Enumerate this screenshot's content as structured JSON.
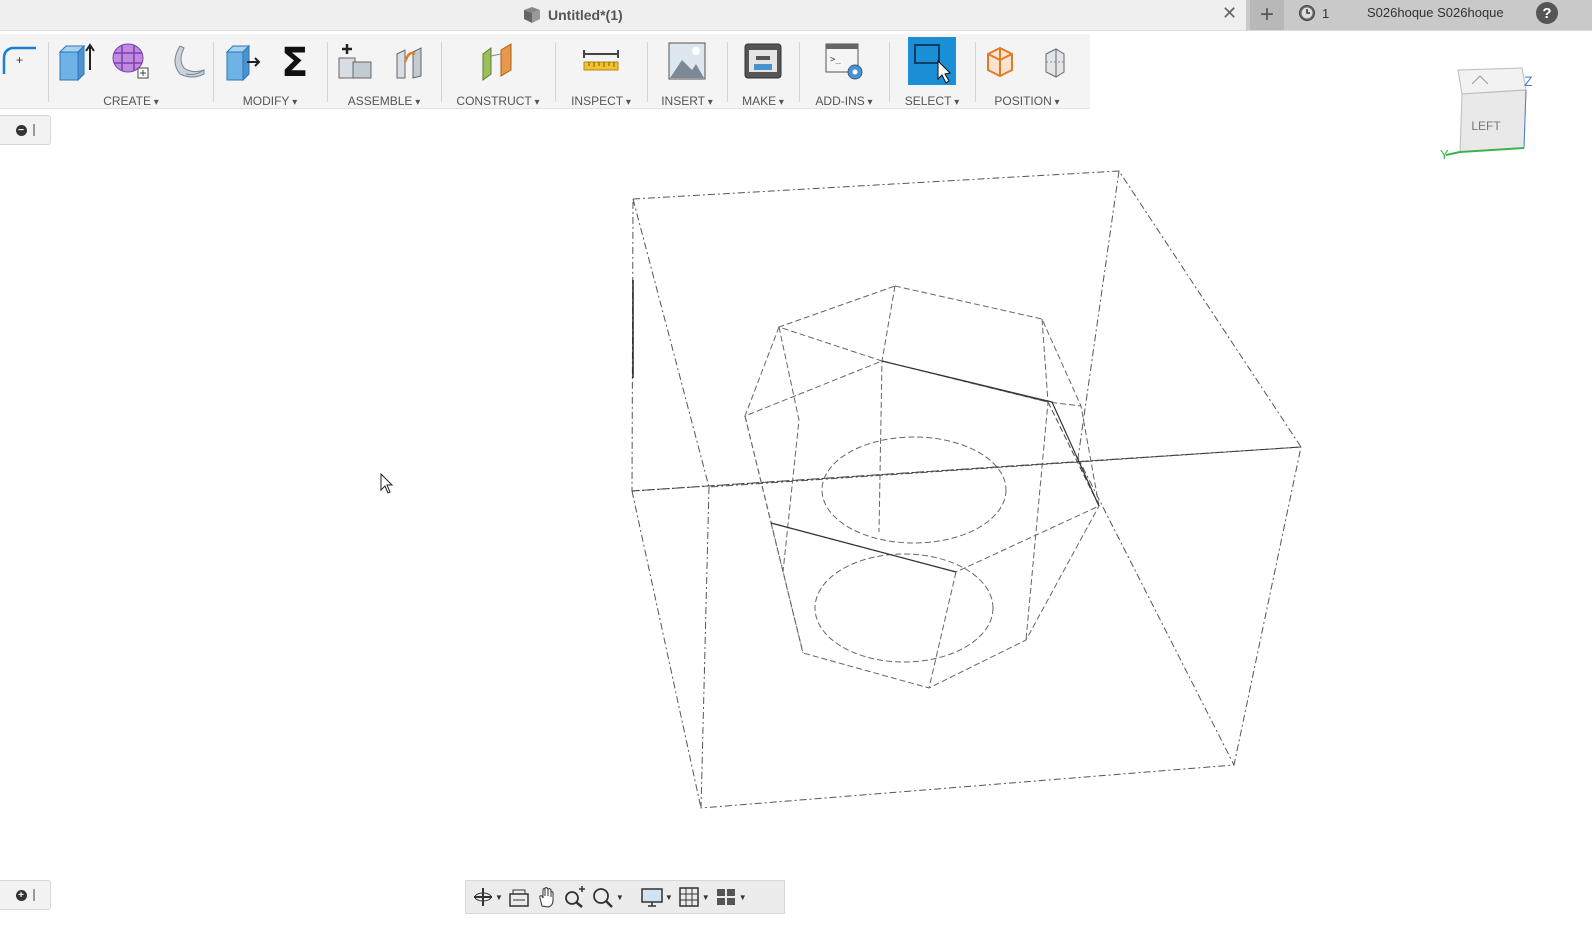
{
  "titlebar": {
    "doc_title": "Untitled*(1)",
    "jobs_count": "1",
    "user_name": "S026hoque S026hoque",
    "help_label": "?"
  },
  "toolbar": {
    "groups": [
      {
        "label": "CREATE"
      },
      {
        "label": "MODIFY"
      },
      {
        "label": "ASSEMBLE"
      },
      {
        "label": "CONSTRUCT"
      },
      {
        "label": "INSPECT"
      },
      {
        "label": "INSERT"
      },
      {
        "label": "MAKE"
      },
      {
        "label": "ADD-INS"
      },
      {
        "label": "SELECT"
      },
      {
        "label": "POSITION"
      }
    ]
  },
  "viewcube": {
    "face_label": "LEFT",
    "axis_z": "Z",
    "axis_y": "Y"
  },
  "colors": {
    "select_active": "#1a8fd6",
    "titlebar": "#efefef",
    "toolbar": "#f4f4f4"
  },
  "icons": [
    "sketch-icon",
    "extrude-box-icon",
    "form-grid-icon",
    "revolve-icon",
    "press-pull-icon",
    "sigma-icon",
    "new-component-icon",
    "joint-icon",
    "construct-plane-icon",
    "measure-ruler-icon",
    "insert-image-icon",
    "3d-print-icon",
    "scripts-addins-icon",
    "select-window-icon",
    "move-icon",
    "align-icon",
    "orbit-icon",
    "look-at-icon",
    "pan-icon",
    "zoom-icon",
    "fit-icon",
    "display-settings-icon",
    "grid-icon",
    "viewports-icon"
  ]
}
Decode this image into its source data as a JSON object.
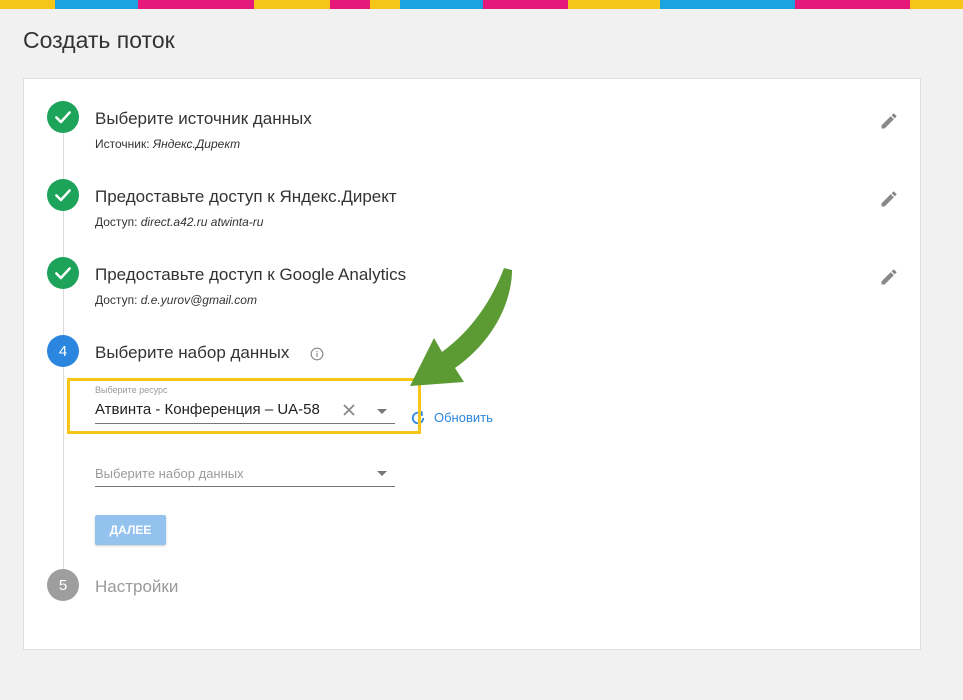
{
  "stripe_colors": [
    "#f5c518",
    "#1ba3e0",
    "#e6197a",
    "#f5c518",
    "#e6197a",
    "#f5c518",
    "#1ba3e0",
    "#e6197a",
    "#f5c518",
    "#1ba3e0",
    "#e6197a",
    "#f5c518"
  ],
  "page": {
    "title": "Создать поток"
  },
  "steps": [
    {
      "number": "1",
      "title": "Выберите источник данных",
      "sub_label": "Источник:",
      "sub_value": "Яндекс.Директ"
    },
    {
      "number": "2",
      "title": "Предоставьте доступ к Яндекс.Директ",
      "sub_label": "Доступ:",
      "sub_value": "direct.a42.ru atwinta-ru"
    },
    {
      "number": "3",
      "title": "Предоставьте доступ к Google Analytics",
      "sub_label": "Доступ:",
      "sub_value": "d.e.yurov@gmail.com"
    },
    {
      "number": "4",
      "title": "Выберите набор данных"
    },
    {
      "number": "5",
      "title": "Настройки"
    }
  ],
  "resource_field": {
    "label": "Выберите ресурс",
    "value": "Атвинта - Конференция – UA-58"
  },
  "refresh": {
    "label": "Обновить"
  },
  "dataset_field": {
    "placeholder": "Выберите набор данных"
  },
  "next_button": {
    "label": "ДАЛЕЕ"
  },
  "colors": {
    "done": "#1ea35b",
    "active": "#2b86e0",
    "pending": "#9e9e9e",
    "highlight": "#f5c518",
    "arrow": "#5c9a34",
    "link": "#2b86e0"
  },
  "icons": {
    "done": "check-icon",
    "edit": "pencil-icon",
    "info": "info-icon",
    "clear": "close-icon",
    "dropdown": "caret-down-icon",
    "refresh": "refresh-icon"
  }
}
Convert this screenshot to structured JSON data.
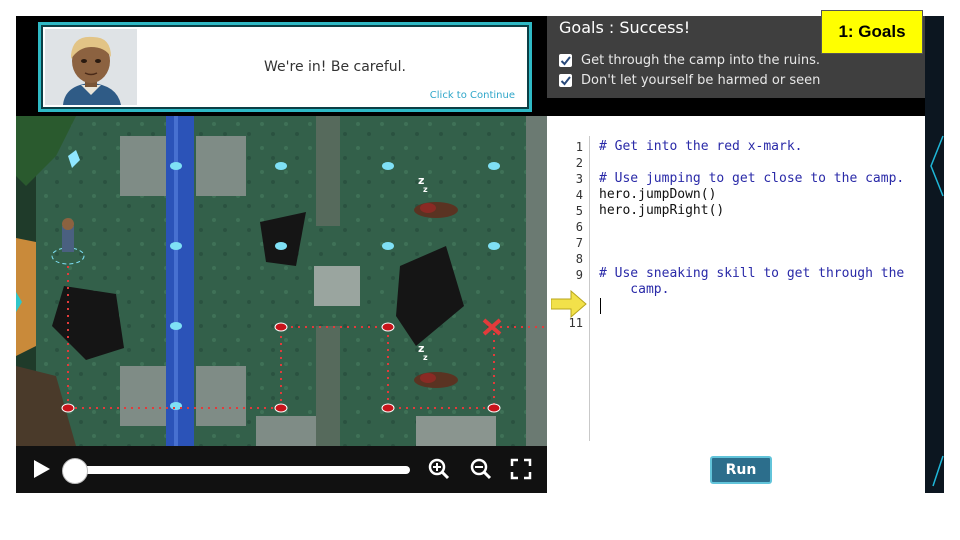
{
  "dialog": {
    "message": "We're in! Be careful.",
    "continue_label": "Click to Continue"
  },
  "goals": {
    "title": "Goals : Success!",
    "items": [
      {
        "label": "Get through the camp into the ruins.",
        "checked": true
      },
      {
        "label": "Don't let yourself be harmed or seen",
        "checked": true
      }
    ],
    "badge": "1: Goals"
  },
  "game": {
    "sleep_marks": [
      "z",
      "z",
      "z",
      "z"
    ]
  },
  "editor": {
    "line_numbers": [
      "1",
      "2",
      "3",
      "4",
      "5",
      "6",
      "7",
      "8",
      "9",
      "",
      "11"
    ],
    "lines": [
      "# Get into the red x-mark.",
      "",
      "# Use jumping to get close to the camp.",
      "hero.jumpDown()",
      "hero.jumpRight()",
      "",
      "",
      "",
      "# Use sneaking skill to get through the",
      "    camp.",
      ""
    ],
    "run_label": "Run"
  },
  "colors": {
    "accent": "#2fb9c5",
    "badge": "#ffff00",
    "path": "#e23b3b"
  }
}
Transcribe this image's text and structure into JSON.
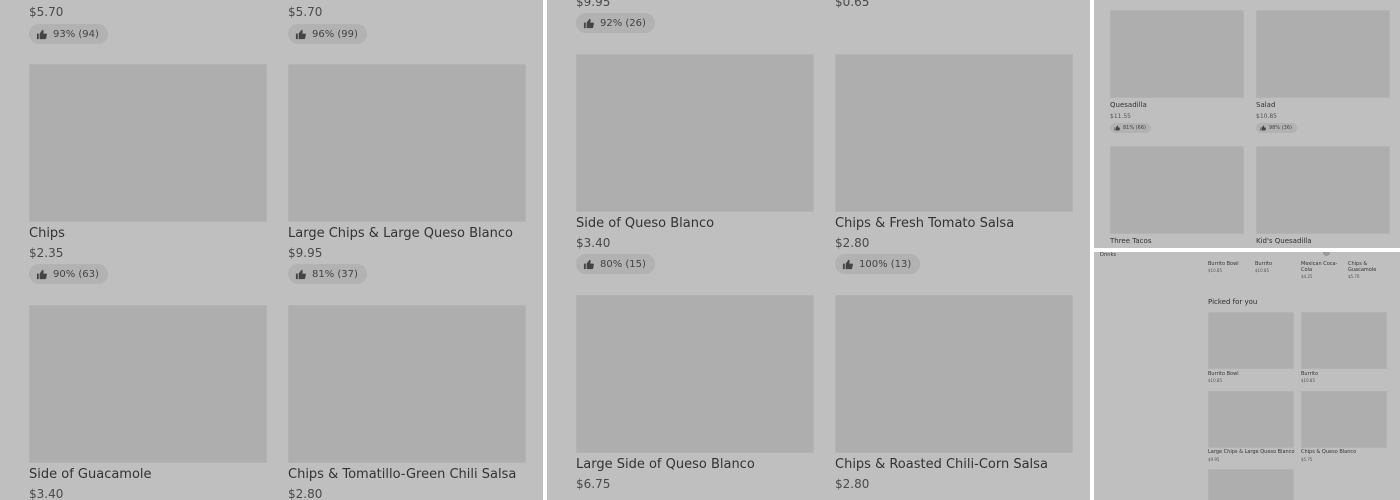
{
  "panel1": {
    "top_items": [
      {
        "price": "$5.70",
        "rating": "93% (94)"
      },
      {
        "price": "$5.70",
        "rating": "96% (99)"
      }
    ],
    "items": [
      {
        "name": "Chips",
        "price": "$2.35",
        "rating": "90% (63)"
      },
      {
        "name": "Large Chips & Large Queso Blanco",
        "price": "$9.95",
        "rating": "81% (37)"
      },
      {
        "name": "Side of Guacamole",
        "price": "$3.40"
      },
      {
        "name": "Chips & Tomatillo-Green Chili Salsa",
        "price": "$2.80"
      }
    ]
  },
  "panel2": {
    "top_items": [
      {
        "price": "$9.95",
        "rating": "92% (26)"
      },
      {
        "price": "$0.65"
      }
    ],
    "items": [
      {
        "name": "Side of Queso Blanco",
        "price": "$3.40",
        "rating": "80% (15)"
      },
      {
        "name": "Chips & Fresh Tomato Salsa",
        "price": "$2.80",
        "rating": "100% (13)"
      },
      {
        "name": "Large Side of Queso Blanco",
        "price": "$6.75"
      },
      {
        "name": "Chips & Roasted Chili-Corn Salsa",
        "price": "$2.80"
      }
    ]
  },
  "panel3": {
    "items": [
      {
        "name": "Quesadilla",
        "price": "$11.55",
        "rating": "81% (66)"
      },
      {
        "name": "Salad",
        "price": "$10.85",
        "rating": "98% (36)"
      },
      {
        "name": "Three Tacos"
      },
      {
        "name": "Kid's Quesadilla"
      }
    ]
  },
  "panel4": {
    "side_label": "Drinks",
    "strip": [
      {
        "name": "Burrito Bowl",
        "price": "$10.85"
      },
      {
        "name": "Burrito",
        "price": "$10.85"
      },
      {
        "name": "Mexican Coca-Cola",
        "price": "$4.25"
      },
      {
        "name": "Chips & Guacamole",
        "price": "$5.70"
      }
    ],
    "section_title": "Picked for you",
    "items": [
      {
        "name": "Burrito Bowl",
        "price": "$10.85"
      },
      {
        "name": "Burrito",
        "price": "$10.85"
      },
      {
        "name": "Large Chips & Large Queso Blanco",
        "price": "$9.95"
      },
      {
        "name": "Chips & Queso Blanco",
        "price": "$5.75"
      }
    ]
  }
}
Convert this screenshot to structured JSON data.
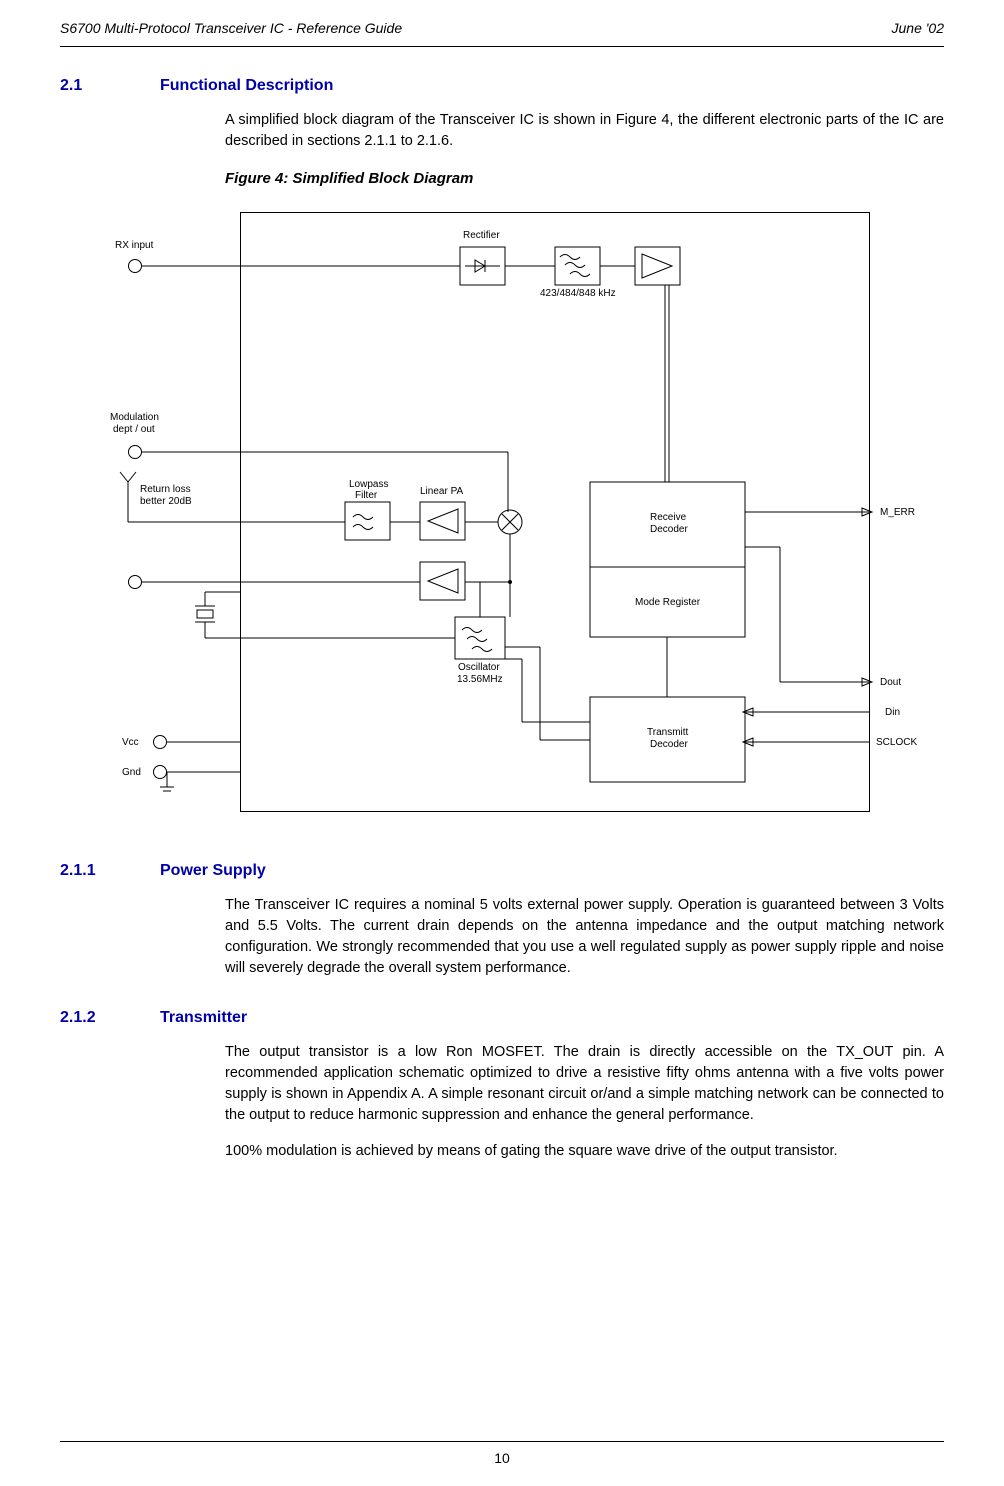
{
  "header": {
    "left": "S6700 Multi-Protocol Transceiver IC - Reference Guide",
    "right": "June '02"
  },
  "sections": [
    {
      "number": "2.1",
      "title": "Functional Description",
      "paragraphs": [
        "A simplified block diagram of the Transceiver IC is shown in Figure 4, the different electronic parts of the IC are described in sections 2.1.1 to 2.1.6."
      ]
    },
    {
      "number": "2.1.1",
      "title": "Power Supply",
      "paragraphs": [
        "The Transceiver IC requires a nominal 5 volts external power supply. Operation is guaranteed between 3 Volts and 5.5 Volts. The current drain depends on the antenna impedance and the output matching network configuration. We strongly recommended that you use a well regulated supply as power supply ripple and noise will severely degrade the overall system performance."
      ]
    },
    {
      "number": "2.1.2",
      "title": "Transmitter",
      "paragraphs": [
        "The output transistor is a low Ron MOSFET. The drain is directly accessible on the TX_OUT pin. A recommended application schematic optimized to drive a resistive fifty ohms antenna with a five volts power supply is shown in Appendix A. A simple resonant circuit or/and a simple matching network can be connected to the output to reduce harmonic suppression and enhance the general performance.",
        "100% modulation is achieved by means of gating the square wave drive of the output transistor."
      ]
    }
  ],
  "figure_caption": "Figure 4: Simplified Block Diagram",
  "diagram": {
    "rx_input": "RX input",
    "rectifier": "Rectifier",
    "freq": "423/484/848 kHz",
    "modulation1": "Modulation",
    "modulation2": "dept / out",
    "return_loss1": "Return loss",
    "return_loss2": "better 20dB",
    "lowpass1": "Lowpass",
    "lowpass2": "Filter",
    "linear_pa": "Linear PA",
    "receive1": "Receive",
    "receive2": "Decoder",
    "mode_register": "Mode Register",
    "transmit1": "Transmitt",
    "transmit2": "Decoder",
    "oscillator1": "Oscillator",
    "oscillator2": "13.56MHz",
    "vcc": "Vcc",
    "gnd": "Gnd",
    "m_err": "M_ERR",
    "dout": "Dout",
    "din": "Din",
    "sclock": "SCLOCK"
  },
  "page_number": "10"
}
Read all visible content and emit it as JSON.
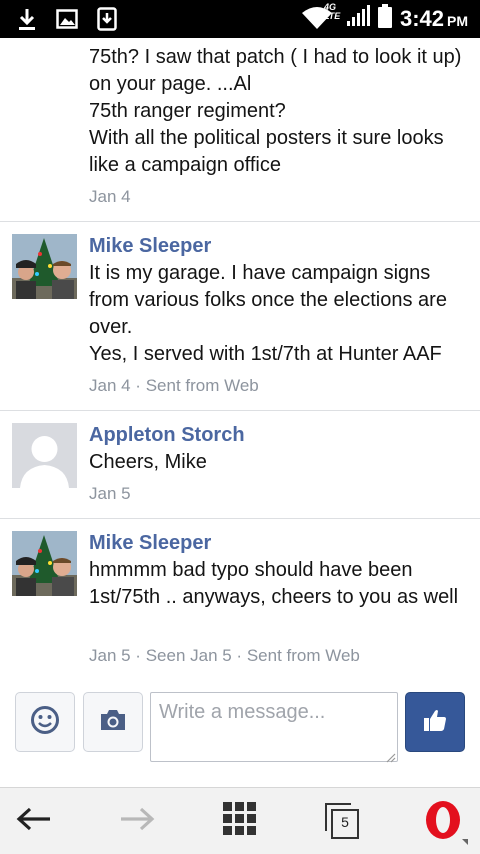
{
  "status_bar": {
    "network": "4G LTE",
    "time": "3:42",
    "ampm": "PM"
  },
  "messages": [
    {
      "lines": [
        "75th? I saw that patch ( I had to look it up) on your page. ...Al",
        "75th ranger regiment?",
        "With all the political posters it sure looks like a campaign office"
      ],
      "meta": "Jan 4"
    },
    {
      "sender": "Mike Sleeper",
      "lines": [
        "It is my garage. I have campaign signs from various folks once the elections are over.",
        "Yes, I served with 1st/7th at Hunter AAF"
      ],
      "meta": "Jan 4 · Sent from Web"
    },
    {
      "sender": "Appleton Storch",
      "lines": [
        "Cheers, Mike"
      ],
      "meta": "Jan 5"
    },
    {
      "sender": "Mike Sleeper",
      "lines": [
        "hmmmm bad typo should have been 1st/75th .. anyways, cheers to you as well"
      ],
      "meta": "Jan 5 · Seen Jan 5 · Sent from Web"
    }
  ],
  "composer": {
    "placeholder": "Write a message...",
    "emoji_icon": "smiley-icon",
    "camera_icon": "camera-icon",
    "like_icon": "thumbs-up-icon"
  },
  "browser_nav": {
    "tab_count": "5",
    "colors": {
      "opera": "#e3101e",
      "like": "#365899",
      "link": "#4b67a1"
    }
  }
}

=======

■ PROBLEM STATEMENT ■
Select and copy every line of the listing with the word "rating".

■ SOLVED EXERCISE ■
        "rating": "93% (94)"
        "rating": "96% (99)"
        "rating": "90% (63)"
        "rating": "81% (37)"
        "rating": "92% (26)"
        "rating": "80% (15)"
        "rating": "100% (13)"
        "rating": "81% (66)"
        "rating": "98% (36)"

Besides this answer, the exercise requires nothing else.